EXERCISE INPUT:
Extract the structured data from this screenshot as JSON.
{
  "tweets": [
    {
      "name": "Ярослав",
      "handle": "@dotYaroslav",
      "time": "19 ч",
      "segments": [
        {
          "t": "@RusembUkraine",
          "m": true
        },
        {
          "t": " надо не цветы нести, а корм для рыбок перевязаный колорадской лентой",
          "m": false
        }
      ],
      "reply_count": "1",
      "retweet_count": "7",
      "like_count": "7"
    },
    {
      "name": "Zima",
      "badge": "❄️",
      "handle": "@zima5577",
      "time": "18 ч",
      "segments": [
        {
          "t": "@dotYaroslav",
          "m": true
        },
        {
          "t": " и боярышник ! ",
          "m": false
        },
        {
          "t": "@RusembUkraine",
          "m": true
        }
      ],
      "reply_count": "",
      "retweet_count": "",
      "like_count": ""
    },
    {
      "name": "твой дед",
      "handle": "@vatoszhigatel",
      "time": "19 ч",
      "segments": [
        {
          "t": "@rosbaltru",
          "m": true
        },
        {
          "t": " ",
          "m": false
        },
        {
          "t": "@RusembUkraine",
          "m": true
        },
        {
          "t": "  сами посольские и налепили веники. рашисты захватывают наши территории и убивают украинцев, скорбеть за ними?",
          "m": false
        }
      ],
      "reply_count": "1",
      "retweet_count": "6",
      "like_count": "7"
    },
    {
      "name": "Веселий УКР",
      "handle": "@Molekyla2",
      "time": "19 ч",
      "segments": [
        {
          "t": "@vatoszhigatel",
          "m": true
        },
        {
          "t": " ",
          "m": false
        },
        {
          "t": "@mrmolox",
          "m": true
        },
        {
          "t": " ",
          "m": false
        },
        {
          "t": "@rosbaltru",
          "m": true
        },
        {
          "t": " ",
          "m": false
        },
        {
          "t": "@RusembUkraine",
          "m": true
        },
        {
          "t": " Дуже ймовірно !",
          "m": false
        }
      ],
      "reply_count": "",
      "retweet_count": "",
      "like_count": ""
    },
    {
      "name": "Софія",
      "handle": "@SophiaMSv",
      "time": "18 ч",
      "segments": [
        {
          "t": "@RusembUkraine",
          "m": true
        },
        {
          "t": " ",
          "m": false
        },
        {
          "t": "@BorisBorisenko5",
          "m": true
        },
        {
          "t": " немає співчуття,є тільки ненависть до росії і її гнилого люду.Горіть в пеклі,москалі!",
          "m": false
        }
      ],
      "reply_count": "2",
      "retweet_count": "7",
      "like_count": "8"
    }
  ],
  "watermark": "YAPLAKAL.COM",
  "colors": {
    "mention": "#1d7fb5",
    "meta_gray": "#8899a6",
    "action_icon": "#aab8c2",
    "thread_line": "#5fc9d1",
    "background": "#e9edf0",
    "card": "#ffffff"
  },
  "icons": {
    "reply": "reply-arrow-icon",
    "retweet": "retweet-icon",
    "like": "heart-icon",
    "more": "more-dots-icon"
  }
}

--

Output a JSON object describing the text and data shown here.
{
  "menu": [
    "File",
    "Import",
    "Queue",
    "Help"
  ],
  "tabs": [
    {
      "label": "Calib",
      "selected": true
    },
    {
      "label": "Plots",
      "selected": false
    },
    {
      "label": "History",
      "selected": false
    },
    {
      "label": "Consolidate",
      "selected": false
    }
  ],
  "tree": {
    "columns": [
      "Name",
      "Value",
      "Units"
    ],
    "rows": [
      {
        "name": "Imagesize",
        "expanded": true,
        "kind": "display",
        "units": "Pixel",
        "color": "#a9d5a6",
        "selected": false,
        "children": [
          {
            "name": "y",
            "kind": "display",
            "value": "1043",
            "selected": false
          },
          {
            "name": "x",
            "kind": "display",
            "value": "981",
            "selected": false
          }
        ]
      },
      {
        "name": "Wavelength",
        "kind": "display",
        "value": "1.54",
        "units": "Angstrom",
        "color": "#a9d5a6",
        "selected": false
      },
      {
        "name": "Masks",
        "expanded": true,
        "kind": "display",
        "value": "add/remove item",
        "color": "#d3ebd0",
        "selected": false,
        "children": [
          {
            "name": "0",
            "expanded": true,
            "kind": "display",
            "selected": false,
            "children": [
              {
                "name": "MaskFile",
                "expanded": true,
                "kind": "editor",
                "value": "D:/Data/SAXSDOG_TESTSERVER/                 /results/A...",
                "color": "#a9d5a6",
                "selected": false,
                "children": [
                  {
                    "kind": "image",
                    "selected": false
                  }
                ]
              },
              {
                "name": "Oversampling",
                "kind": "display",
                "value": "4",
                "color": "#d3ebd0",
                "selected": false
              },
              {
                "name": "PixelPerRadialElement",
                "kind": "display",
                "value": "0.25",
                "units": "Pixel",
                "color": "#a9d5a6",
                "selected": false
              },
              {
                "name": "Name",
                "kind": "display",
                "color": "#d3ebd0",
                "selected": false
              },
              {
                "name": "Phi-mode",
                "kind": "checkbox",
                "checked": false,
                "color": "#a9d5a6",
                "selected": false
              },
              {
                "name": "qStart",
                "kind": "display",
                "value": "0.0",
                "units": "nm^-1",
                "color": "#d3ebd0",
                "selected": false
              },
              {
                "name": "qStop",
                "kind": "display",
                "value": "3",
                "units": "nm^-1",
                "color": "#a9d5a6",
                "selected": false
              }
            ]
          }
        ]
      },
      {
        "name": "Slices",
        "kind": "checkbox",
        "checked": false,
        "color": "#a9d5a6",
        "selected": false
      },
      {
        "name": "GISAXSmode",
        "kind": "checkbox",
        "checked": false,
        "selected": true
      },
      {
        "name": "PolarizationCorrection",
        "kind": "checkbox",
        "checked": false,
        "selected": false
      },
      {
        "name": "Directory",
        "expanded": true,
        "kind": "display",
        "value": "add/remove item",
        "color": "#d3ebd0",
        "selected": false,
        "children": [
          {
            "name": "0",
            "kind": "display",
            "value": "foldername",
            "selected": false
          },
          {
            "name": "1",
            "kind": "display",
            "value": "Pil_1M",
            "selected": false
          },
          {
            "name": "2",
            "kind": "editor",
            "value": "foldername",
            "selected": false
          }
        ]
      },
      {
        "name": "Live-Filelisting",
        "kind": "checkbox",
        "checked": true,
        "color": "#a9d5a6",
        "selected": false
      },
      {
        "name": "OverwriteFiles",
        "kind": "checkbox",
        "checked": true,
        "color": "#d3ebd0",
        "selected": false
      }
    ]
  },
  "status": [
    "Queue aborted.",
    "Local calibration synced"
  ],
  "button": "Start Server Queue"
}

--

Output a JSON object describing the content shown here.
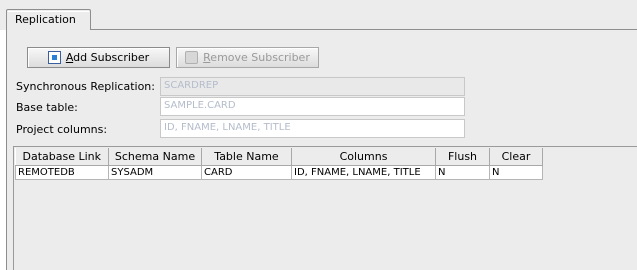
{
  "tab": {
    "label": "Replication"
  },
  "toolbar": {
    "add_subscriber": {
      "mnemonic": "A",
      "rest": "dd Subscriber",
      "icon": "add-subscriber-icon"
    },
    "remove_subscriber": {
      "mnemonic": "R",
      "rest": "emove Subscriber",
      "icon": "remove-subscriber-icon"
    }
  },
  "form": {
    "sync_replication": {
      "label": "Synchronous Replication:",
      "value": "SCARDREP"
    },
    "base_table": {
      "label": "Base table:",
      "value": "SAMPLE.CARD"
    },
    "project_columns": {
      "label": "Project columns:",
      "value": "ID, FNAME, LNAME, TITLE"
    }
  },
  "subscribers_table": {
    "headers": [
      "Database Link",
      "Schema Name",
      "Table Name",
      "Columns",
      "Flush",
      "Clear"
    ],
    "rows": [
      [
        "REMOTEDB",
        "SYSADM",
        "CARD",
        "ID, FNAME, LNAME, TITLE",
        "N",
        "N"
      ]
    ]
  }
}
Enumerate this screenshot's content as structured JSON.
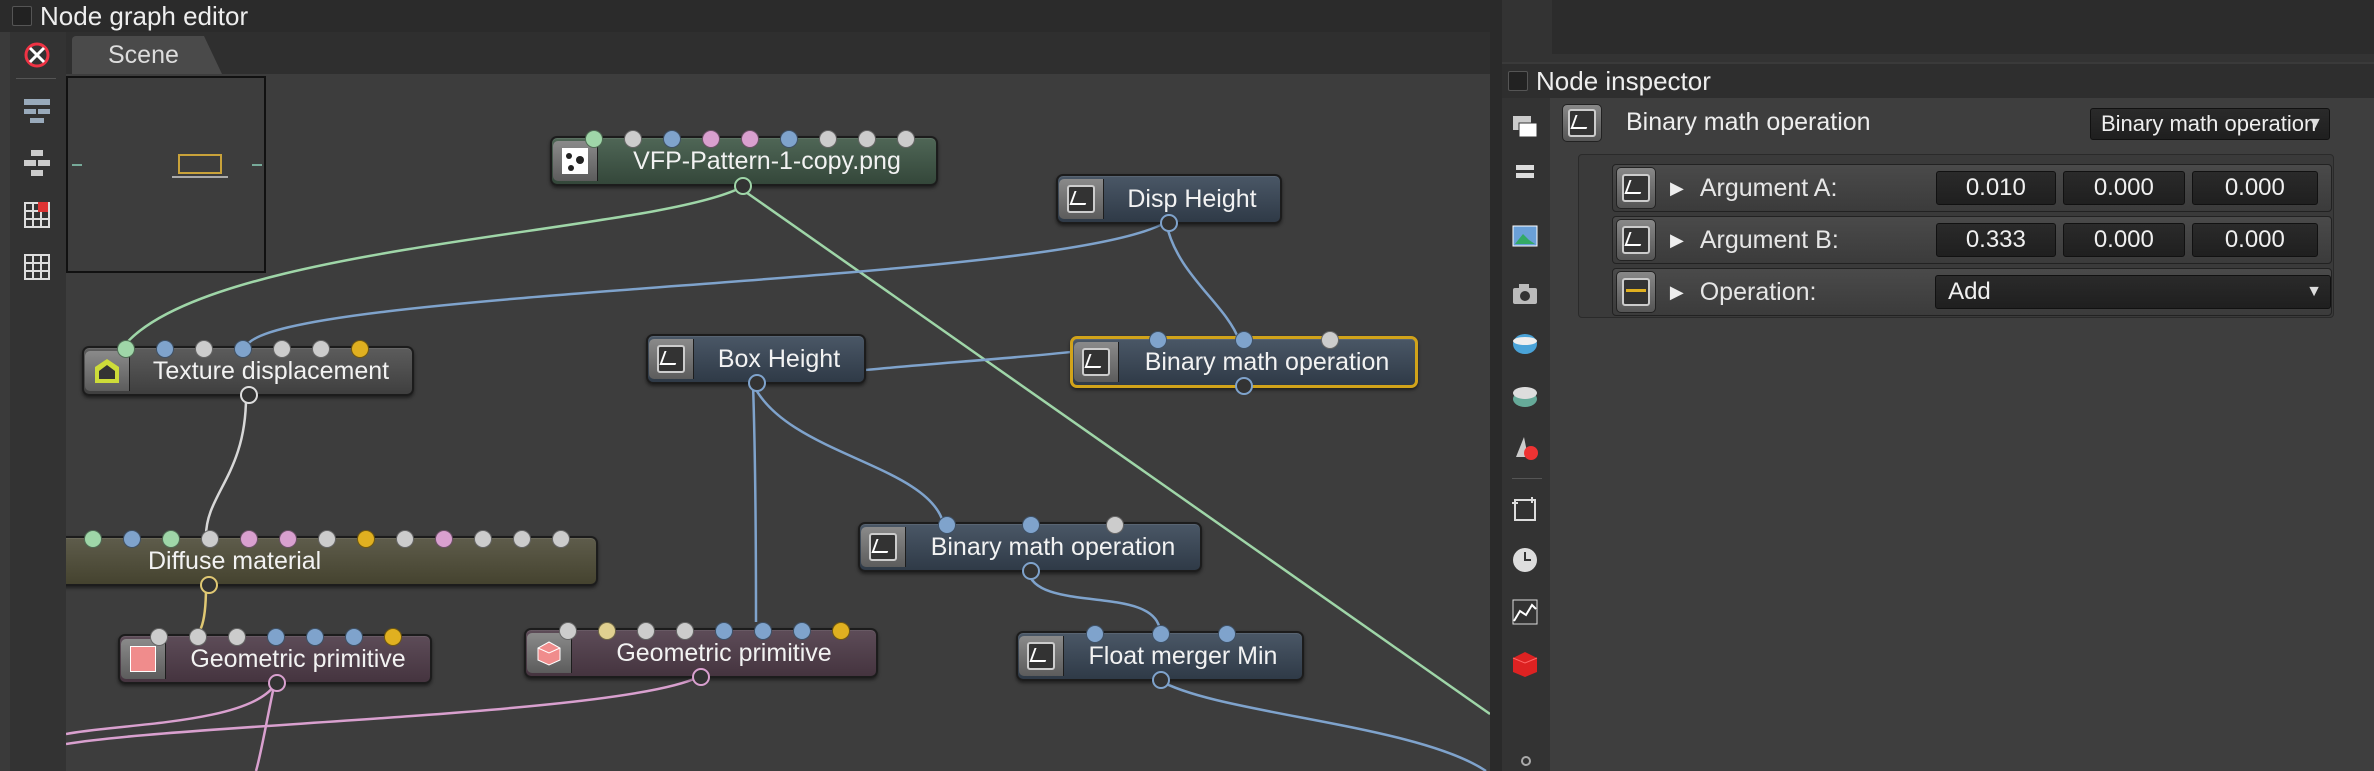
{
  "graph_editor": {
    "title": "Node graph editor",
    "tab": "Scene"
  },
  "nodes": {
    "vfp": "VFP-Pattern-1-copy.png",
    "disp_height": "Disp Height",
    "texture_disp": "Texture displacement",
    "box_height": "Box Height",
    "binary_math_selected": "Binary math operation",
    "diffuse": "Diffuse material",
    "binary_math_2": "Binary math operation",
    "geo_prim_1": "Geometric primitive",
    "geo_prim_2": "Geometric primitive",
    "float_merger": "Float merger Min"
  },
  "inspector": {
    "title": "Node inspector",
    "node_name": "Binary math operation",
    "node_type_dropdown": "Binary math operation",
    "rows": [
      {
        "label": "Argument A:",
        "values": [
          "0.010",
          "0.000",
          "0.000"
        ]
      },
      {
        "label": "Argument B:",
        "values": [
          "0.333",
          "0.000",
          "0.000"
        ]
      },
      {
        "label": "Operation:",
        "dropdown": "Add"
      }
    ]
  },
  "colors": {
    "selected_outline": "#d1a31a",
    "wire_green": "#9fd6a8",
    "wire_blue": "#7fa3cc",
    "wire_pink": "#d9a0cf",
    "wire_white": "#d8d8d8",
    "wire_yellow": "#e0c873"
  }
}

OBJECTIVE: In the entries above, find each line with the word "Height" and copy it.

EXERCISE ANSWER:
    "disp_height": "Disp Height",
    "box_height": "Box Height",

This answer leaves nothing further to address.